### Goal of the exercise
Copy out the rows below word for word, from the first one through the line that contains "minor-auto-label: Auto (505, 1415, 537, 1432)", including that line.

### Bounding box entries
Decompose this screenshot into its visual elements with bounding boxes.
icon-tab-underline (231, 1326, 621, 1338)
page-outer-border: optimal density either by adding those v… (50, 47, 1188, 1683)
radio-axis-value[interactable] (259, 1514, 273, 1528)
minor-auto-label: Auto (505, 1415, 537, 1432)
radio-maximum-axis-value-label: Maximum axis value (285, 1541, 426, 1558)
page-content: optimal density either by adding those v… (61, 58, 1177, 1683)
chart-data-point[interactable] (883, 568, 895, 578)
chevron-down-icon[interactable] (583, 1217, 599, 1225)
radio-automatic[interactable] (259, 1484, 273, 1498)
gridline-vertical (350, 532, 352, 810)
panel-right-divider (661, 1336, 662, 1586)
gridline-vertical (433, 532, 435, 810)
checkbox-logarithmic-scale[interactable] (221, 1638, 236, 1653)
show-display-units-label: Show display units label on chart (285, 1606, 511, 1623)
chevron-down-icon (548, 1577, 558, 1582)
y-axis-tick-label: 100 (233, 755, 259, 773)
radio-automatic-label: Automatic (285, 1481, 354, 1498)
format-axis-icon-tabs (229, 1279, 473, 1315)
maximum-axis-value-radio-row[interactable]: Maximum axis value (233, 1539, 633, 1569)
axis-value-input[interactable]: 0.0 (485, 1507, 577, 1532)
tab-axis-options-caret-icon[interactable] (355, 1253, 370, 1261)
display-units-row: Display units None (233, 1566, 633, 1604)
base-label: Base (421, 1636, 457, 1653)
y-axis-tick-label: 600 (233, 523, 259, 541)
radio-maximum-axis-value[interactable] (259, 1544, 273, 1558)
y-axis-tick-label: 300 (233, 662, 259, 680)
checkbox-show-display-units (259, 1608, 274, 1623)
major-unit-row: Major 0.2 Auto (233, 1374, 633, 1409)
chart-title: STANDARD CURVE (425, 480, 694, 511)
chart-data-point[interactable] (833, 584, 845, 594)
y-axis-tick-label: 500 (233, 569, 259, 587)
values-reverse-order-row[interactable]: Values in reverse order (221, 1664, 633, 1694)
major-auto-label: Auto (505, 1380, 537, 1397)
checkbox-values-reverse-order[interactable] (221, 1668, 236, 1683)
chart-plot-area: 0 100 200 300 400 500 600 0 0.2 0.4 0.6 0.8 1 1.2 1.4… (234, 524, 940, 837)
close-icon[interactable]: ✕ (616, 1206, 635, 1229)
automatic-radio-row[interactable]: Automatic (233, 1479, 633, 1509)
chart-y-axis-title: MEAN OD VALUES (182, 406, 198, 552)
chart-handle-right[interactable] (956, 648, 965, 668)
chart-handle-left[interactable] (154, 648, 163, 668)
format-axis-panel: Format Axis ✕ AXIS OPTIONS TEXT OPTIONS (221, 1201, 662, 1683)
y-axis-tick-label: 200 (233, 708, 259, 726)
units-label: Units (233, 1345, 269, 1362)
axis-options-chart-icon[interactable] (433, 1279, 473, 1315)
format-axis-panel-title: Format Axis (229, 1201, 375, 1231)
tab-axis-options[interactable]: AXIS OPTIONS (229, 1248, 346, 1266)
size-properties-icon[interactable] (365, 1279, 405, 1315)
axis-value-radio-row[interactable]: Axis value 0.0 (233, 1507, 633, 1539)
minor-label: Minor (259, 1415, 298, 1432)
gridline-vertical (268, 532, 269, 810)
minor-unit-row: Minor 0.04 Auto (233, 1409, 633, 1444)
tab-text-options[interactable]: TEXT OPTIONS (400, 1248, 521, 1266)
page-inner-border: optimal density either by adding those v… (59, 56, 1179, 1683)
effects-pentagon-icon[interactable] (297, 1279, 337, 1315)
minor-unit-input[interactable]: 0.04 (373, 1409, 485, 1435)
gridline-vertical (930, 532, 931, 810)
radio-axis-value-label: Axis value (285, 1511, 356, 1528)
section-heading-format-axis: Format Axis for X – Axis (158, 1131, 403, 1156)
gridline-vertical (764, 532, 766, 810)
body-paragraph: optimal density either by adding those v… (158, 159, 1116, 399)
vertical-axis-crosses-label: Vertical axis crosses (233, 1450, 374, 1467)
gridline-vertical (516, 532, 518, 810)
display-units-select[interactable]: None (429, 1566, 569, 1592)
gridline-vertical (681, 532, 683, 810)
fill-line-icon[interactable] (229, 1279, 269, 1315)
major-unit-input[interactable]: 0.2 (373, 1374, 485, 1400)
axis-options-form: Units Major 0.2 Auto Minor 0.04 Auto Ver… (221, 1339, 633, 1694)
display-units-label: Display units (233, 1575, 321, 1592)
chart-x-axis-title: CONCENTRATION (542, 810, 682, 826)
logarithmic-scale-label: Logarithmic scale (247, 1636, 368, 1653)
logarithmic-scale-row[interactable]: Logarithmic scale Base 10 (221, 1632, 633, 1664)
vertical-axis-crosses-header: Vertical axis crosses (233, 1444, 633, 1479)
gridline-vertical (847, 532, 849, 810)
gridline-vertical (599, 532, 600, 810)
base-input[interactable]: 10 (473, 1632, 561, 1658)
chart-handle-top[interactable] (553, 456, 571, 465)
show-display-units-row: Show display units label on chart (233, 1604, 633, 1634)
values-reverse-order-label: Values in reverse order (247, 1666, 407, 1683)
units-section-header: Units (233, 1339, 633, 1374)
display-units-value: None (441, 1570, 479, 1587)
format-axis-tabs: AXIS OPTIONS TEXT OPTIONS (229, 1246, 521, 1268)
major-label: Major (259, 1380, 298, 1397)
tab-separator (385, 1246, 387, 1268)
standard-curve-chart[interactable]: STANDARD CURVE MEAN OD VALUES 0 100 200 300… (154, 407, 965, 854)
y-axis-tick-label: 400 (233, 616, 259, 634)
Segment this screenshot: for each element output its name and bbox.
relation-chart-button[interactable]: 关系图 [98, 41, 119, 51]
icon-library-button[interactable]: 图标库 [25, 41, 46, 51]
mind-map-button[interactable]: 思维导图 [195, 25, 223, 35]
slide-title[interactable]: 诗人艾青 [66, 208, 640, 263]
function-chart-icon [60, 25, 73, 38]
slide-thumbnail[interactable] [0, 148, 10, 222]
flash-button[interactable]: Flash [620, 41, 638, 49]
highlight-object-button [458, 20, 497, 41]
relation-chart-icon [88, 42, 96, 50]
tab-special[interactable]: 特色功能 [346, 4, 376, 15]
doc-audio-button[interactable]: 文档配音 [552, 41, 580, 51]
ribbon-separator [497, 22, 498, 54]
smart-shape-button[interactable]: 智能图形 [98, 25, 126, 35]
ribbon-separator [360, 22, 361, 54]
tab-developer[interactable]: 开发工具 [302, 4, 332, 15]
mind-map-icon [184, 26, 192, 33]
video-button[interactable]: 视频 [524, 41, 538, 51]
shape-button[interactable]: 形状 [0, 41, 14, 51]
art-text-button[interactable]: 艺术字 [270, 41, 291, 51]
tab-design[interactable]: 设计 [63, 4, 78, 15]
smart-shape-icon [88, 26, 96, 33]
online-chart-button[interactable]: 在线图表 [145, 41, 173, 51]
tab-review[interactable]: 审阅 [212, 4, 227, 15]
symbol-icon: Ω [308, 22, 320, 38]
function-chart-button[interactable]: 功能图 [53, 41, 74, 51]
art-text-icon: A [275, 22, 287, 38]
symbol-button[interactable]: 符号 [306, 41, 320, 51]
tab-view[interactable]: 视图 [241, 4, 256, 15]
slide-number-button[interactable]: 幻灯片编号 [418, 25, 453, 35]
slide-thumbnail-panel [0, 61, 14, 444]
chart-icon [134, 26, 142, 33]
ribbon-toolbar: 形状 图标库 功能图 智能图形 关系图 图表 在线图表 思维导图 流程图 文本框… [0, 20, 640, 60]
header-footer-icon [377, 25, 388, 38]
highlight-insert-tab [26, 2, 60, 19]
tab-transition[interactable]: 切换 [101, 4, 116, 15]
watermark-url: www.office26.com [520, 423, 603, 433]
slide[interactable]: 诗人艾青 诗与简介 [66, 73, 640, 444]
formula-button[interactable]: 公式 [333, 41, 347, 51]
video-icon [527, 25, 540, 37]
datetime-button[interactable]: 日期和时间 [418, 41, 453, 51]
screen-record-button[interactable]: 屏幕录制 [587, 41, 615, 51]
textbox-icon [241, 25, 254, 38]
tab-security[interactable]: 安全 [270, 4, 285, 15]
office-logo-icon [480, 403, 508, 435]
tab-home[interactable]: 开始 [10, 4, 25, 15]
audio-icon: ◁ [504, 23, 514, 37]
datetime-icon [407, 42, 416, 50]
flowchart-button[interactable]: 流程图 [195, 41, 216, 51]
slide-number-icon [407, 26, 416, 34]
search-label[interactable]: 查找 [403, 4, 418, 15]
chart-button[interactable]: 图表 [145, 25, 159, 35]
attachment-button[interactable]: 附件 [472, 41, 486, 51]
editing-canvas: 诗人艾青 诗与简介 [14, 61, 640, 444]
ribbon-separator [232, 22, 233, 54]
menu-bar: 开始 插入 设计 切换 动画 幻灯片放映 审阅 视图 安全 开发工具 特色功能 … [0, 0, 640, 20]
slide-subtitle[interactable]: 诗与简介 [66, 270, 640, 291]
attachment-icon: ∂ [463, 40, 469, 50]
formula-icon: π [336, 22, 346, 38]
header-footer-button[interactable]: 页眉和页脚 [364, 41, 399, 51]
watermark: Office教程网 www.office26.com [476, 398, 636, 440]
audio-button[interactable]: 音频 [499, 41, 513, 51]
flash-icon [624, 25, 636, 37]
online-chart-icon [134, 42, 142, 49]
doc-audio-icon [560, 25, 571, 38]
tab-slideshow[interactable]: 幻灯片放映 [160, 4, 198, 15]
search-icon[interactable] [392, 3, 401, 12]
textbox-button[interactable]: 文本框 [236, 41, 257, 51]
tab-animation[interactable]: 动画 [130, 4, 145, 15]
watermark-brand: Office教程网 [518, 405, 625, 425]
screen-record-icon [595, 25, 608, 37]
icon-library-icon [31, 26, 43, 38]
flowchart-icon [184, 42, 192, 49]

### Expected output
Decompose this screenshot into its visual elements with bounding boxes.
icon-tab-underline (231, 1326, 621, 1338)
page-outer-border: optimal density either by adding those v… (50, 47, 1188, 1683)
radio-axis-value[interactable] (259, 1514, 273, 1528)
minor-auto-label: Auto (505, 1415, 537, 1432)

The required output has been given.